# Task instructions
Pull out every line below containing the word "Военно".

# Records provided
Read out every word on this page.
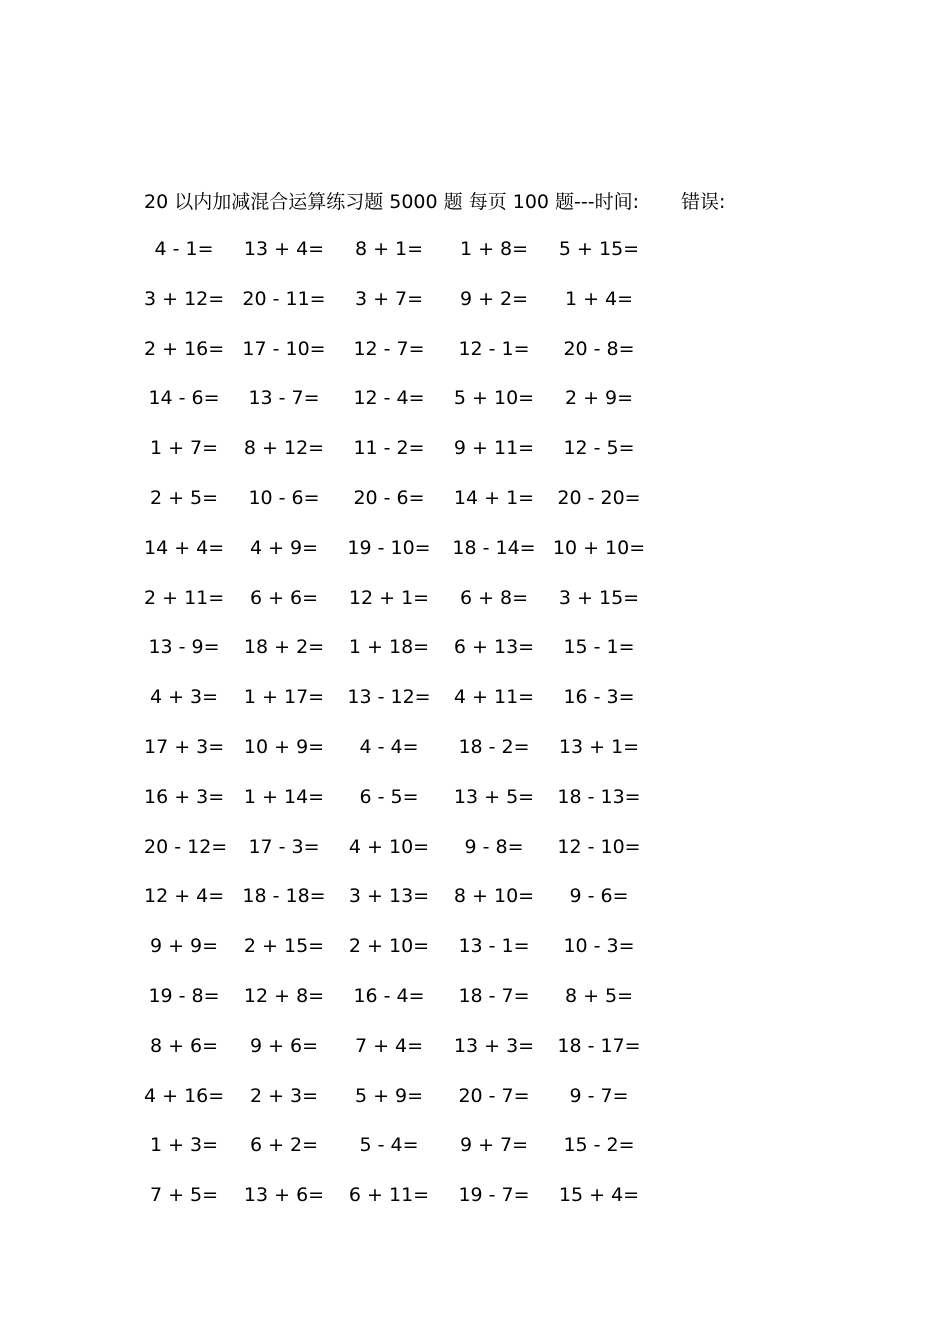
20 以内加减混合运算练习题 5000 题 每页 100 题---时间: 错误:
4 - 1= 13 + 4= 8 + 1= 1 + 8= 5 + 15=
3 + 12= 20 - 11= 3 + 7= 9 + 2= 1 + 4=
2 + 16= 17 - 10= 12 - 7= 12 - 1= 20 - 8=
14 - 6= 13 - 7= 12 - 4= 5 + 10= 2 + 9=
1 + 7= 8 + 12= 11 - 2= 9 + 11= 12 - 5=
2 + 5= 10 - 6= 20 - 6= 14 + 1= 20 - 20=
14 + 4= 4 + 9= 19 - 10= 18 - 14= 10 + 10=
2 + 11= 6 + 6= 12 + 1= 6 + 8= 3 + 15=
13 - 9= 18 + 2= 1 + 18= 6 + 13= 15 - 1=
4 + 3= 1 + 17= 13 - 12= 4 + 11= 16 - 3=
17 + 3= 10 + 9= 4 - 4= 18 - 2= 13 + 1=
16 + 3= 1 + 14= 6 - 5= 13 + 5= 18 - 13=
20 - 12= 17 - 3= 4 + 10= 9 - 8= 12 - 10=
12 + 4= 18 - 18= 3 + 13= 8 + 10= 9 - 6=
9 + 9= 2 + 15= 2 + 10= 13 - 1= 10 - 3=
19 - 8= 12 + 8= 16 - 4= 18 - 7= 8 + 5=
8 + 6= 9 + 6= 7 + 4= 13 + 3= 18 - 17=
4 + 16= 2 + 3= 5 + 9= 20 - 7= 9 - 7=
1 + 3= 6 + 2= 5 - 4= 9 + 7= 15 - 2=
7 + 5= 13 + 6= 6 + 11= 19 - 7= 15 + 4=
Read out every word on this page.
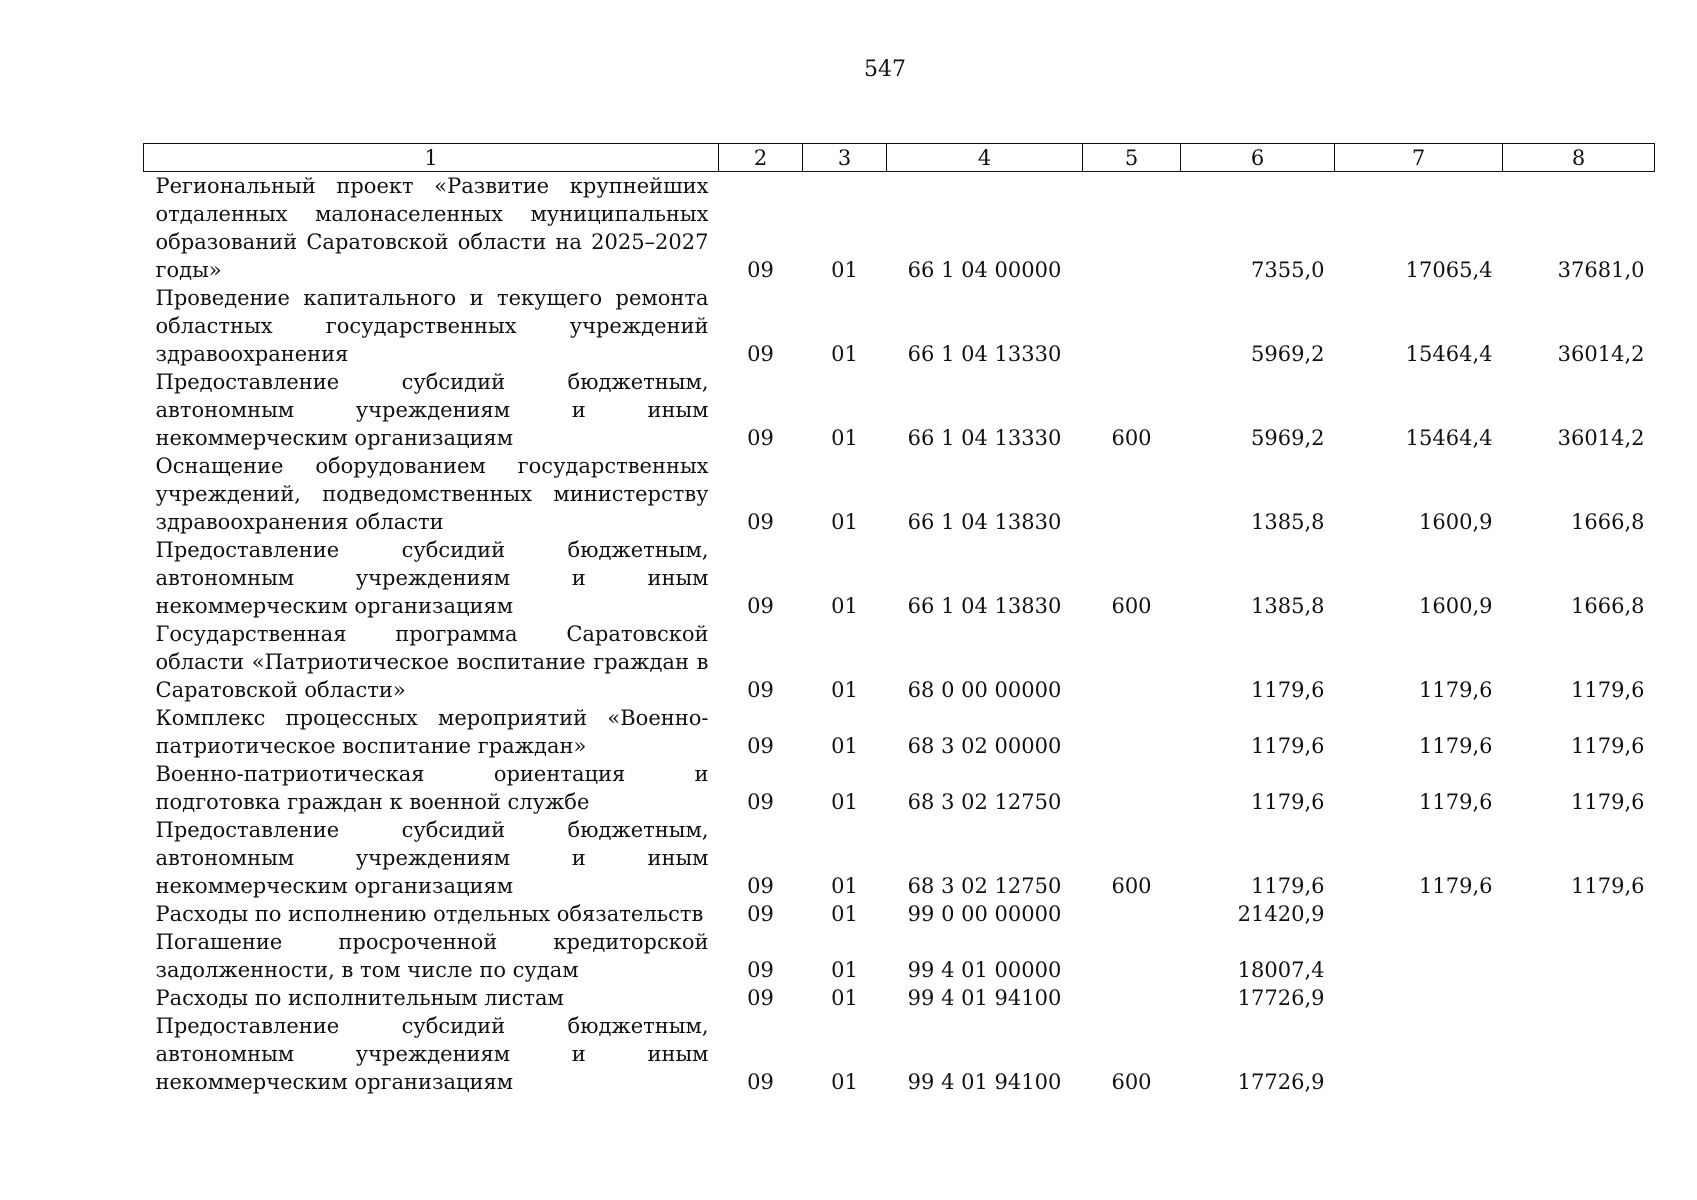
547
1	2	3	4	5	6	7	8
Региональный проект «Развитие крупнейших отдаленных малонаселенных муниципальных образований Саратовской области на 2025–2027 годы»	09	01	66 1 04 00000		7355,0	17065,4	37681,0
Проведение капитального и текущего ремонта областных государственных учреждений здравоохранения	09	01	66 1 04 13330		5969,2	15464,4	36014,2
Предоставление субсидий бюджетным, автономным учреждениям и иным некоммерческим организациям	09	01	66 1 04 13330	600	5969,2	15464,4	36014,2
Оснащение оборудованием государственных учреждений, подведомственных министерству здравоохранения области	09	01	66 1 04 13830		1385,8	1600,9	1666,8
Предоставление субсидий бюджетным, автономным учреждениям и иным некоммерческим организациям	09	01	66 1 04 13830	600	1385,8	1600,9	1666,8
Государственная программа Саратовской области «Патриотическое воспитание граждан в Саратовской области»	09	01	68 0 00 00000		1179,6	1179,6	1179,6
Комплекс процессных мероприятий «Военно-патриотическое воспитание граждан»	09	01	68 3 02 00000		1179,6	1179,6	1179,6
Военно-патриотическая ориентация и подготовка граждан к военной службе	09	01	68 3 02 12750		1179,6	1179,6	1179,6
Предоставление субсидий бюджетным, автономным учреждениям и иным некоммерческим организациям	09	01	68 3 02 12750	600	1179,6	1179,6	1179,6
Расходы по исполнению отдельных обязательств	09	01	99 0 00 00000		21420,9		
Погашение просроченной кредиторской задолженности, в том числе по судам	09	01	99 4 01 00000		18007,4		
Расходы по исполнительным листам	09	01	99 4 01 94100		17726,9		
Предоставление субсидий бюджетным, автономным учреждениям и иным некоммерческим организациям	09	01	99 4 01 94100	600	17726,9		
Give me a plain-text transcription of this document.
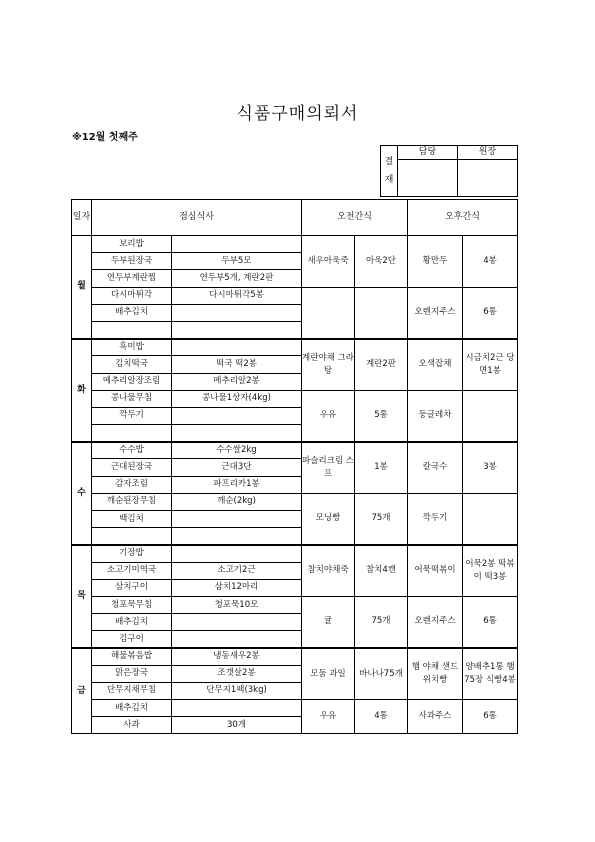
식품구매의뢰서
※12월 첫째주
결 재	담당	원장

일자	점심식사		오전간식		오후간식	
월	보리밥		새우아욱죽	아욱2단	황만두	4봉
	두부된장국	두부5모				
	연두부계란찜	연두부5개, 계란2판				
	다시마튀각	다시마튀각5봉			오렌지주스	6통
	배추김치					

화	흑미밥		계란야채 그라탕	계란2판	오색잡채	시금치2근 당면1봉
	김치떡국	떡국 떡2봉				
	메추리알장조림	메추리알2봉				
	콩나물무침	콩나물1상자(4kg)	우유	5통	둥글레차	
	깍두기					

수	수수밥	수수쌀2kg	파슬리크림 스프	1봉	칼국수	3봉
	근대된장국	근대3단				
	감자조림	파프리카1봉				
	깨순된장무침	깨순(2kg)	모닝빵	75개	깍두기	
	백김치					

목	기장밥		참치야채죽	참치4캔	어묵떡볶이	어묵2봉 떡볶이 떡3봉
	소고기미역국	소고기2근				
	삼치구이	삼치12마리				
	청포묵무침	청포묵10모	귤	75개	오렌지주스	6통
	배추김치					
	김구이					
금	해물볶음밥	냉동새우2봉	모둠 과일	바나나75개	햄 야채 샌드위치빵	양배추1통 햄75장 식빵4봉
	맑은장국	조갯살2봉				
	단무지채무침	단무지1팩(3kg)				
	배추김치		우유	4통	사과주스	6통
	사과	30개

# Result
Комплекс процессных мероприятий «Военно-патриотическое воспитание граждан»	09	01	68 3 02 00000		1179,6	1179,6	1179,6
Военно-патриотическая ориентация и подготовка граждан к военной службе	09	01	68 3 02 12750		1179,6	1179,6	1179,6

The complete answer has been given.